Set down each entry from the block beneath, exactly as written.

# DATASET EXTRACT start

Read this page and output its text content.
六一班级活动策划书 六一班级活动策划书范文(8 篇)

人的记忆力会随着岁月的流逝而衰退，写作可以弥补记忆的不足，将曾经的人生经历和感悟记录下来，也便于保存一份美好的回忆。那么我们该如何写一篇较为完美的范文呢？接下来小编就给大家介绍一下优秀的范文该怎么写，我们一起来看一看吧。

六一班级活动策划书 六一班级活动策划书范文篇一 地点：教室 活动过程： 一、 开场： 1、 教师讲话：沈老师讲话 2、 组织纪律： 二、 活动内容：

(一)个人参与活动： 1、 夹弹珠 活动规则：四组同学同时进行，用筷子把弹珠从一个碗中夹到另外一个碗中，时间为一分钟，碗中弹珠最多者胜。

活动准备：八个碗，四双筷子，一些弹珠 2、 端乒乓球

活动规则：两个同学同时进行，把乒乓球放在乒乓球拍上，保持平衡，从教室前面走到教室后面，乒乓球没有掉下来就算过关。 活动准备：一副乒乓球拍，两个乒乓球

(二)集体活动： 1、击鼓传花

# DATASET EXTRACT end

→ **THE REPLY**
Read this page and output its text content.
六一班级活动策划书 六一班级活动策划书范文(8 篇)

人的记忆力会随着岁月的流逝而衰退，写作可以弥补记忆的不足，将曾经的人生经历和感悟记录下来，也便于保存一份美好的回忆。那么我们该如何写一篇较为完美的范文呢？接下来小编就给大家介绍一下优秀的范文该怎么写，我们一起来看一看吧。

六一班级活动策划书 六一班级活动策划书范文篇一 地点：教室 活动过程： 一、 开场： 1、 教师讲话：沈老师讲话 2、 组织纪律： 二、 活动内容：

(一)个人参与活动： 1、 夹弹珠 活动规则：四组同学同时进行，用筷子把弹珠从一个碗中夹到另外一个碗中，时间为一分钟，碗中弹珠最多者胜。

活动准备：八个碗，四双筷子，一些弹珠 2、 端乒乓球

活动规则：两个同学同时进行，把乒乓球放在乒乓球拍上，保持平衡，从教室前面走到教室后面，乒乓球没有掉下来就算过关。 活动准备：一副乒乓球拍，两个乒乓球

(二)集体活动： 1、击鼓传花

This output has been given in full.